* Exercise details:
Gather all lines from the material that contain "системы".
▬▬▬
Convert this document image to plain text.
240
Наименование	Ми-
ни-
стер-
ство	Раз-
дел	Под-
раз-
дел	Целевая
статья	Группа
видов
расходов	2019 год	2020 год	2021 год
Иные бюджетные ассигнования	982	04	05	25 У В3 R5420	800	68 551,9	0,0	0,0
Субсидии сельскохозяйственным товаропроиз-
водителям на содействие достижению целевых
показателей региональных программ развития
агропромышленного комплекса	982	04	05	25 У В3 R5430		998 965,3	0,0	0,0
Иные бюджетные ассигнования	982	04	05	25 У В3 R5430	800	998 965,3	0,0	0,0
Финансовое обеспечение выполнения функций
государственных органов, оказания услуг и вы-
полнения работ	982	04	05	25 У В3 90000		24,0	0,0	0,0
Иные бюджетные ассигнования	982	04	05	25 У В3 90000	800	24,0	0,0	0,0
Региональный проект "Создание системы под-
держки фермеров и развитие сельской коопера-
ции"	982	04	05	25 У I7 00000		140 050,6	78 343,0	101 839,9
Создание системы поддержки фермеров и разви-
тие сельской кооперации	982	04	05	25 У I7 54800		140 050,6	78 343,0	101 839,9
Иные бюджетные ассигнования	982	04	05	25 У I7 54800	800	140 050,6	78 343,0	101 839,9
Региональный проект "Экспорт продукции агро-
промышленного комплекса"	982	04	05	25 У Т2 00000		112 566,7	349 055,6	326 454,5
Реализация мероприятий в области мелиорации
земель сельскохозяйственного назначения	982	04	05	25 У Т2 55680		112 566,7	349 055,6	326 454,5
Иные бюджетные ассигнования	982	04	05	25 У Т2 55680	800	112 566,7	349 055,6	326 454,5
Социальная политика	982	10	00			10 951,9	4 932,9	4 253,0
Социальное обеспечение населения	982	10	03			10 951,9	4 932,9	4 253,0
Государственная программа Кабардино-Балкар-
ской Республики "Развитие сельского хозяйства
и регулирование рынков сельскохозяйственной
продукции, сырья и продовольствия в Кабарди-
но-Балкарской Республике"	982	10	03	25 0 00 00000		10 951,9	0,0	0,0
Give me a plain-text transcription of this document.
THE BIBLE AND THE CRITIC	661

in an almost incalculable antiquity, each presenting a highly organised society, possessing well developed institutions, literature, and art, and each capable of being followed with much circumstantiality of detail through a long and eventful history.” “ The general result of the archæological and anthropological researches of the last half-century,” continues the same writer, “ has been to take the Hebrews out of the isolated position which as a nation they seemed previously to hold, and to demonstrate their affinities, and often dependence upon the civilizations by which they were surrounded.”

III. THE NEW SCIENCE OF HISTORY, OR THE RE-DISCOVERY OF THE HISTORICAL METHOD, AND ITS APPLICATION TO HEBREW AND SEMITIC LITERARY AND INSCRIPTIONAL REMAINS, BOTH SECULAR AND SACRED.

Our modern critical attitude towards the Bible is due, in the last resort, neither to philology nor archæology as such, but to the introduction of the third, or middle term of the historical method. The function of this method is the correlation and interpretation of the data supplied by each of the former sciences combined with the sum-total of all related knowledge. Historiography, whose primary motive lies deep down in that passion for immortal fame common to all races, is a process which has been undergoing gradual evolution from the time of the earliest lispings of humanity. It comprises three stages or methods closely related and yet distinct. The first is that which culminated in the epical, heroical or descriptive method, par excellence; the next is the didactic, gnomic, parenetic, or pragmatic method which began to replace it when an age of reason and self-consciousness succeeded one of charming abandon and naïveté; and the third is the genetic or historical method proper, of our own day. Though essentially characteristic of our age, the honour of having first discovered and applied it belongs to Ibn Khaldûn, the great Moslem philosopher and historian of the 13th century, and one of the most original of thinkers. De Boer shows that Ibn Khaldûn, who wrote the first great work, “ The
▬▬▬
* Finished exercise:
Региональный проект "Создание системы под-
Создание системы поддержки фермеров и разви-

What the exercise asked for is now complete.